* [EXERCISE AIM]: Report every line in the listing that contains the string "arrow".

* [MATERIAL]:
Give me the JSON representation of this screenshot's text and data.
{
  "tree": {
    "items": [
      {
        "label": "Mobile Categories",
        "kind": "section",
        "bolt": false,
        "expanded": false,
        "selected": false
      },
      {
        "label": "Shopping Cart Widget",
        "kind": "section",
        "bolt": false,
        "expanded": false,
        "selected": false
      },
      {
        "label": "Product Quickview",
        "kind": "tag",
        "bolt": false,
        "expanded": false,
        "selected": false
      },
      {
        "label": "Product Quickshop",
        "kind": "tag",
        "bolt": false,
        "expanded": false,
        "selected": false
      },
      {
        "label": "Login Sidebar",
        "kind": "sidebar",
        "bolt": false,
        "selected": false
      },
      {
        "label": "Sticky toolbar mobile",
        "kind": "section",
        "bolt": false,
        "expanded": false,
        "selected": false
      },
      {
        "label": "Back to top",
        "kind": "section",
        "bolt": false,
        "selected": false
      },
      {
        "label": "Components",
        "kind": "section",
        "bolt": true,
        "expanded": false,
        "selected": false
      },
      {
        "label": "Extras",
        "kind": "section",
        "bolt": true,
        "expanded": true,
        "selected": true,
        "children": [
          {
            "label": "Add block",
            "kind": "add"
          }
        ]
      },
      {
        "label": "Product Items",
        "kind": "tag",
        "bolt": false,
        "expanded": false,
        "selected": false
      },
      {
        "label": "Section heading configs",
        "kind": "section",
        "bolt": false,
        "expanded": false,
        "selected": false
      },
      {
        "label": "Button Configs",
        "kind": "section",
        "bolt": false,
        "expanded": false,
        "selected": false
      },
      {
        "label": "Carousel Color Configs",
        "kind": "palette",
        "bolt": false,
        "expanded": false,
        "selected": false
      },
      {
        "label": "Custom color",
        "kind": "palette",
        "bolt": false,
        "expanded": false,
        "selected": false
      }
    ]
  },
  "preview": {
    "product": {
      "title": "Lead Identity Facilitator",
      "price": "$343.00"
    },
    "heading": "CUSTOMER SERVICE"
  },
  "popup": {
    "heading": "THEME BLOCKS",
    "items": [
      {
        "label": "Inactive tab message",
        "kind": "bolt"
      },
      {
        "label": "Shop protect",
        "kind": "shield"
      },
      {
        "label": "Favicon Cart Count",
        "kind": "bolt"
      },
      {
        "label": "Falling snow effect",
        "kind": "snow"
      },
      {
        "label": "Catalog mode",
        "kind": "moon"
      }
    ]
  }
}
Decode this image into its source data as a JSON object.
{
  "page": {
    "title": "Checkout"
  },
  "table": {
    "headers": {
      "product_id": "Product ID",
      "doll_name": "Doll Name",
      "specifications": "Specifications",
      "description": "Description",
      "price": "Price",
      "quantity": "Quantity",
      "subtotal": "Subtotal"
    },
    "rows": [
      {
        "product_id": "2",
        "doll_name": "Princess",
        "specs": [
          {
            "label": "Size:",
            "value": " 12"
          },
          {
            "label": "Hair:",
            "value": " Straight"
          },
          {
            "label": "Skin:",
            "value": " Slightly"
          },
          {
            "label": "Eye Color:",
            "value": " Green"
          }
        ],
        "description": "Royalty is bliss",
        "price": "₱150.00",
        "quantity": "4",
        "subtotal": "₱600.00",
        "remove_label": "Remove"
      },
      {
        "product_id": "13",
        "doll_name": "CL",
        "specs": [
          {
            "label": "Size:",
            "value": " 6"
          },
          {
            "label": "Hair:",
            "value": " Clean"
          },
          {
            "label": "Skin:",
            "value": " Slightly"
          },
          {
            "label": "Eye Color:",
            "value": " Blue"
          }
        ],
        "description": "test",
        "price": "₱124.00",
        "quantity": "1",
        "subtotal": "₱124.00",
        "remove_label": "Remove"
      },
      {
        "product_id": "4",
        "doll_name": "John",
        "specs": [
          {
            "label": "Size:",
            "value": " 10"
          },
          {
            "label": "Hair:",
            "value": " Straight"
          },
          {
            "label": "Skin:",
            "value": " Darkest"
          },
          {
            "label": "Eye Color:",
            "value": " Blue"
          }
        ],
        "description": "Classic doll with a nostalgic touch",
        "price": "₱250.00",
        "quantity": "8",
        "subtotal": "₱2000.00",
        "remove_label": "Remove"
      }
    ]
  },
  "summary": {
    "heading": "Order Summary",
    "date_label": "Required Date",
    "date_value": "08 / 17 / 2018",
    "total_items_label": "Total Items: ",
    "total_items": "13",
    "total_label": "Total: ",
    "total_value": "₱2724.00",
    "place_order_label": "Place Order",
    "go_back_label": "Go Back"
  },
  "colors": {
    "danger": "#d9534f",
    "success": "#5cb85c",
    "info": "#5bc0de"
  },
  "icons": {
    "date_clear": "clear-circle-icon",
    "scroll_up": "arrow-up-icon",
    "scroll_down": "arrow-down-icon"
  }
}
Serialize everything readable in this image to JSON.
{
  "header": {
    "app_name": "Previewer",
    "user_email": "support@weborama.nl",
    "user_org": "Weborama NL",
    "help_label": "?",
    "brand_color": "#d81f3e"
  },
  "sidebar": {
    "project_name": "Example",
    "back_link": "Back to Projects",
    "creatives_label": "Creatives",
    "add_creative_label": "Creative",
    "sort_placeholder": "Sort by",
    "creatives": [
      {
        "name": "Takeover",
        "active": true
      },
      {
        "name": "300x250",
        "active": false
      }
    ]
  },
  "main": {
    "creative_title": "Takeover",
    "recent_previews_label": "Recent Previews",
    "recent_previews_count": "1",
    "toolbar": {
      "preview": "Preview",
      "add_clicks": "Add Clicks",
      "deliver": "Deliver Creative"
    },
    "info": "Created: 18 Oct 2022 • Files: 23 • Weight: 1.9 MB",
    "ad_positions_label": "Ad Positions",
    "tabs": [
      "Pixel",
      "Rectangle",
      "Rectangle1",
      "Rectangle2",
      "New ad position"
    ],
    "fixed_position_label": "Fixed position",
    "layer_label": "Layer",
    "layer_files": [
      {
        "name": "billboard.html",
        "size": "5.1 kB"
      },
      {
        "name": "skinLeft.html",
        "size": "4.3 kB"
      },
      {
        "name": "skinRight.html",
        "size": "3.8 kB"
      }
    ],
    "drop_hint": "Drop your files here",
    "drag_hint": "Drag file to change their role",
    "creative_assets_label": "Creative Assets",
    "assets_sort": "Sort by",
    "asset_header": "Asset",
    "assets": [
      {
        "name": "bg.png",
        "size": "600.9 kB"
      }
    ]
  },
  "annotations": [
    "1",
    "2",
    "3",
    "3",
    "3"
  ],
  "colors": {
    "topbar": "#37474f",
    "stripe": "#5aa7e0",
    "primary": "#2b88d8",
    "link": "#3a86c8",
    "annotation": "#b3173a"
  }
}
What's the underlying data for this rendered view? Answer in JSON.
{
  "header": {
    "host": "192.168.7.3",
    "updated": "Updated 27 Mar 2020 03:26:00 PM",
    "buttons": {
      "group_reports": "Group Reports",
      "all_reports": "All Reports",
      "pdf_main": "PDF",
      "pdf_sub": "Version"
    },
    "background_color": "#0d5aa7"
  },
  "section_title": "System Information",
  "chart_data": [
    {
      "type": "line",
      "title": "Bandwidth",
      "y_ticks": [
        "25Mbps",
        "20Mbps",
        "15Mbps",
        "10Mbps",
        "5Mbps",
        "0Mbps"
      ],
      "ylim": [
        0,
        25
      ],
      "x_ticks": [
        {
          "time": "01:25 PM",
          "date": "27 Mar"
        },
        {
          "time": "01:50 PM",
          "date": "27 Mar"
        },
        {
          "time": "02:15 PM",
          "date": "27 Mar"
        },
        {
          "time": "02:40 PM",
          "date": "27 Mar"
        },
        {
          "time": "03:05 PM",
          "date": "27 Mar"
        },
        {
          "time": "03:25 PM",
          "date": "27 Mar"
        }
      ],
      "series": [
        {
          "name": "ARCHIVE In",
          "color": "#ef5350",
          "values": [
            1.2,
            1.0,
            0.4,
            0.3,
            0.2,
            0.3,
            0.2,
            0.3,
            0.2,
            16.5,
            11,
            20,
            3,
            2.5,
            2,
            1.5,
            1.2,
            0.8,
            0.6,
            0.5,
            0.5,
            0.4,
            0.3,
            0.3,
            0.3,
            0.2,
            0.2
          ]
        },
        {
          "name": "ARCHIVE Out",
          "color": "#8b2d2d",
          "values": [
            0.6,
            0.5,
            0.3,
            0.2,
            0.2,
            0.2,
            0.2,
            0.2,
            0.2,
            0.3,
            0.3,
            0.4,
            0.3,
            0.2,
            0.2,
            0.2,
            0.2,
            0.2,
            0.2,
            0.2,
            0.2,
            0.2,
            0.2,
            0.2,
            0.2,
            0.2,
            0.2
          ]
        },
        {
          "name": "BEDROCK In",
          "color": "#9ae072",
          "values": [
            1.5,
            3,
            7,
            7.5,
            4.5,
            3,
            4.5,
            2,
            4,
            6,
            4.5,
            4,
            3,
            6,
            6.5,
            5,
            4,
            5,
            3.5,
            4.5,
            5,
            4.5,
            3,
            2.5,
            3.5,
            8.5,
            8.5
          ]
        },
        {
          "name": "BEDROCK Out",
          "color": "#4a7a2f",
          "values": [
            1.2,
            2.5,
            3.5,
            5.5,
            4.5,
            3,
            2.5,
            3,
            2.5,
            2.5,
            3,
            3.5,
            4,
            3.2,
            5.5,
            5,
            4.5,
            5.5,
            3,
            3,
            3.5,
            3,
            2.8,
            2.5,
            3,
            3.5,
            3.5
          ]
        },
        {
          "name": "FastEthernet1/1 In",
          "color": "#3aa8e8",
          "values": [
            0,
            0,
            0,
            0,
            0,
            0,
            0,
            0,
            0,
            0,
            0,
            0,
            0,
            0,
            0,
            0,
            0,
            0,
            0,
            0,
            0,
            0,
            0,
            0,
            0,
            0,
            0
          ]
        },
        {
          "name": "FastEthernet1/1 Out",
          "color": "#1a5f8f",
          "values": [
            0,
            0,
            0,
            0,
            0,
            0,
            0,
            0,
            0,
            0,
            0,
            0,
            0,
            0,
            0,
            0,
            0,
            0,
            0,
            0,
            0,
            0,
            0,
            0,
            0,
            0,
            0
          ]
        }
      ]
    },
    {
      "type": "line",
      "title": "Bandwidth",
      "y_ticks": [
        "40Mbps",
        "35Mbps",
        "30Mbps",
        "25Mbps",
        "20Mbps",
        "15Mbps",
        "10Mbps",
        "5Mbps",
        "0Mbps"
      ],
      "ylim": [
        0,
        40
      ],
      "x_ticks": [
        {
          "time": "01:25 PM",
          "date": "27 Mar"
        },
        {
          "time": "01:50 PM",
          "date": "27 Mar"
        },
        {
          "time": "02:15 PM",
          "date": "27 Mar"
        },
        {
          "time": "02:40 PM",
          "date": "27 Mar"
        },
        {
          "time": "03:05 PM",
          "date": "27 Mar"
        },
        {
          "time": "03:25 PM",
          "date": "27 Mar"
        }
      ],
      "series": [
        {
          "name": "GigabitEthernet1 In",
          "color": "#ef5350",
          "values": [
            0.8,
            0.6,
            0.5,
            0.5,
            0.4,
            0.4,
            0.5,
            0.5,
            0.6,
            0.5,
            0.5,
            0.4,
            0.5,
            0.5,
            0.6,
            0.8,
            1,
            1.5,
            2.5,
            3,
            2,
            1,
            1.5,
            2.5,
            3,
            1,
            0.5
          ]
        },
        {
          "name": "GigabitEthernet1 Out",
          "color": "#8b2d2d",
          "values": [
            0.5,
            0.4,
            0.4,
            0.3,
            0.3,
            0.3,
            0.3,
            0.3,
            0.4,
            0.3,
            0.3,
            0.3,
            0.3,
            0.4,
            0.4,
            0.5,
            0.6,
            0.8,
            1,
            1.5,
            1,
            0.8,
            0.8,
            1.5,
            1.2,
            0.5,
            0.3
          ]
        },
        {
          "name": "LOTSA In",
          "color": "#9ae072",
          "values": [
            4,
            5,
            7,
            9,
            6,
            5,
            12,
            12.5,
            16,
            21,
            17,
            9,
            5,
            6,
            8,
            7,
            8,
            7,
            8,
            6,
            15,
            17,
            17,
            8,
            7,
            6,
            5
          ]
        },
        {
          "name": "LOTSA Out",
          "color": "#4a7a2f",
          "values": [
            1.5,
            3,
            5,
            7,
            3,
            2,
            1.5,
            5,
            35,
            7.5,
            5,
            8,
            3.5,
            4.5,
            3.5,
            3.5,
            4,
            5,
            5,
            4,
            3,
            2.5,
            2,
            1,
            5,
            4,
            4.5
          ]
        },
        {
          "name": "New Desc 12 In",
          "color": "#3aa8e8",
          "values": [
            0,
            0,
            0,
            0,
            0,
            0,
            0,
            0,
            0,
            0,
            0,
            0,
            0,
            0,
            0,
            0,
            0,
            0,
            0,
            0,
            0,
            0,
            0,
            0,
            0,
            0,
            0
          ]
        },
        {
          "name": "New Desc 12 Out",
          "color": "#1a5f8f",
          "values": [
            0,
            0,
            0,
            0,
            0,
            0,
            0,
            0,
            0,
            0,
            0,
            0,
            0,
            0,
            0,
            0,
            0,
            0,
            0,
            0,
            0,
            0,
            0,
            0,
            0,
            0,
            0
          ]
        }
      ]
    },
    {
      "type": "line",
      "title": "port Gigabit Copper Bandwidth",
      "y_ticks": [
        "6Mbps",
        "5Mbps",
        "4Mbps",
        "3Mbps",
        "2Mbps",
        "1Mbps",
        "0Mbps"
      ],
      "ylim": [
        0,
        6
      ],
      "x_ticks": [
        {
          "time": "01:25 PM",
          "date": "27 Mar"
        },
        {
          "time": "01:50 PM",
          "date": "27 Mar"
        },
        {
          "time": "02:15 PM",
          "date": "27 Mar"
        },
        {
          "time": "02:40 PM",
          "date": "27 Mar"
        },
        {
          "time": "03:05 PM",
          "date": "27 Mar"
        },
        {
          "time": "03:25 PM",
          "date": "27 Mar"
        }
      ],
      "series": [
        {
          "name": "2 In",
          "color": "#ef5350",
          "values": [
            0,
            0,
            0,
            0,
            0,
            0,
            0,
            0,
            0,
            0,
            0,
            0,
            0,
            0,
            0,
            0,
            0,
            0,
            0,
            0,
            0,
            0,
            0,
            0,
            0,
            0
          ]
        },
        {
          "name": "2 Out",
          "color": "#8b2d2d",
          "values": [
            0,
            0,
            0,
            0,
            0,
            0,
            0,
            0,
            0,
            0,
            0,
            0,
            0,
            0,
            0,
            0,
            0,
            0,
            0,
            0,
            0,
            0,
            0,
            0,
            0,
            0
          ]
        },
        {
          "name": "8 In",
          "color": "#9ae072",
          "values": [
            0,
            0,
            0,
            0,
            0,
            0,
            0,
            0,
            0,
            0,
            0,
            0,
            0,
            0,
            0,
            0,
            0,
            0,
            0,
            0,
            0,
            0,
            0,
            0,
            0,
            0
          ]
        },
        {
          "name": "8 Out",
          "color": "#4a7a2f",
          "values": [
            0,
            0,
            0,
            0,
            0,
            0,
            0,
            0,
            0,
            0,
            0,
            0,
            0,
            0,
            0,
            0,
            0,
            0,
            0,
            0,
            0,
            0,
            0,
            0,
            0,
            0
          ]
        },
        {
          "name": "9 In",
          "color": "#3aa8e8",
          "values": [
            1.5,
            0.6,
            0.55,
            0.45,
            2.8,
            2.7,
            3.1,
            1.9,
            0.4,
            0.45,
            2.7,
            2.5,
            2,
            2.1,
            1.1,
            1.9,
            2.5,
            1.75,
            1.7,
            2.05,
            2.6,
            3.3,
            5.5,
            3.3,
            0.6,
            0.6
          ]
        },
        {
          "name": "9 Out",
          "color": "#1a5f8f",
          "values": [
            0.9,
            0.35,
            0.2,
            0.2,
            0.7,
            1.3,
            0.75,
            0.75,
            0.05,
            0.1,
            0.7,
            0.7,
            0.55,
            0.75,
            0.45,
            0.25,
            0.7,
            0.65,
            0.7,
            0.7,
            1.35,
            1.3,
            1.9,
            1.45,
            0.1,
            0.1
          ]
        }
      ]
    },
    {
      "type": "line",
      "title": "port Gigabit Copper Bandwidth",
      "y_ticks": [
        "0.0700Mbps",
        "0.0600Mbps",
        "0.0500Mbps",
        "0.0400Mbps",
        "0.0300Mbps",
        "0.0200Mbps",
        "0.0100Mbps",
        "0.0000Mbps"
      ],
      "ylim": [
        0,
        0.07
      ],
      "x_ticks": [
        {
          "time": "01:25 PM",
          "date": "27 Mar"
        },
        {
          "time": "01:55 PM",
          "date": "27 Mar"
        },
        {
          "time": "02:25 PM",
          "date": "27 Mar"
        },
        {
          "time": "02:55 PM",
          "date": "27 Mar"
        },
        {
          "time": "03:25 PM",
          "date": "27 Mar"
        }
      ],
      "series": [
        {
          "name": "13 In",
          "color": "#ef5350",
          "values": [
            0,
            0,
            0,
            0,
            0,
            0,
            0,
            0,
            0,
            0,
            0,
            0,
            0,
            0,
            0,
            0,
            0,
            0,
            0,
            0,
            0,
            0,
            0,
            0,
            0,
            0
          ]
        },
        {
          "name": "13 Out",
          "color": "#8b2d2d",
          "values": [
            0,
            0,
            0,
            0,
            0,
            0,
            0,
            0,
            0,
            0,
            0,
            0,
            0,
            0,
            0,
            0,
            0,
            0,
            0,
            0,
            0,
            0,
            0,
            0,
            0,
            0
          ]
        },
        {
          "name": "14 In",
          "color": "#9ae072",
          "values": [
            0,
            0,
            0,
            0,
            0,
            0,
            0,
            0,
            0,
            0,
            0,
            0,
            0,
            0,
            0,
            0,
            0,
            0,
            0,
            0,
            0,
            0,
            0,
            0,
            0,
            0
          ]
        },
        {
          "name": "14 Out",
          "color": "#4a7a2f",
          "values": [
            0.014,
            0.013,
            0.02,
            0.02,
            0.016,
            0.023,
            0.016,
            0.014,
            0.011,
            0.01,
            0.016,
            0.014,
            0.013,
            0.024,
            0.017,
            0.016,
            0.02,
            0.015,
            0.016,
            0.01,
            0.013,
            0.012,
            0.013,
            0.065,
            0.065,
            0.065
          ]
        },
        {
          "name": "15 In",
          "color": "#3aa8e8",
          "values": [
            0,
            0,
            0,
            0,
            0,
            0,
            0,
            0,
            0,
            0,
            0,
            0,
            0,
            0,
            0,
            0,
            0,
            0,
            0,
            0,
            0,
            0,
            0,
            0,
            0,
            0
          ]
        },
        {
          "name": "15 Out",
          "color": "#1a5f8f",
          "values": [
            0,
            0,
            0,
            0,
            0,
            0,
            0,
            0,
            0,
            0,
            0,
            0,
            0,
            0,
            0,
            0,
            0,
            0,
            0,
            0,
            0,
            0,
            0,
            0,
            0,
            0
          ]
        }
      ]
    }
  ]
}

* [TASK RESULT]:
    "scroll_up": "arrow-up-icon",
    "scroll_down": "arrow-down-icon"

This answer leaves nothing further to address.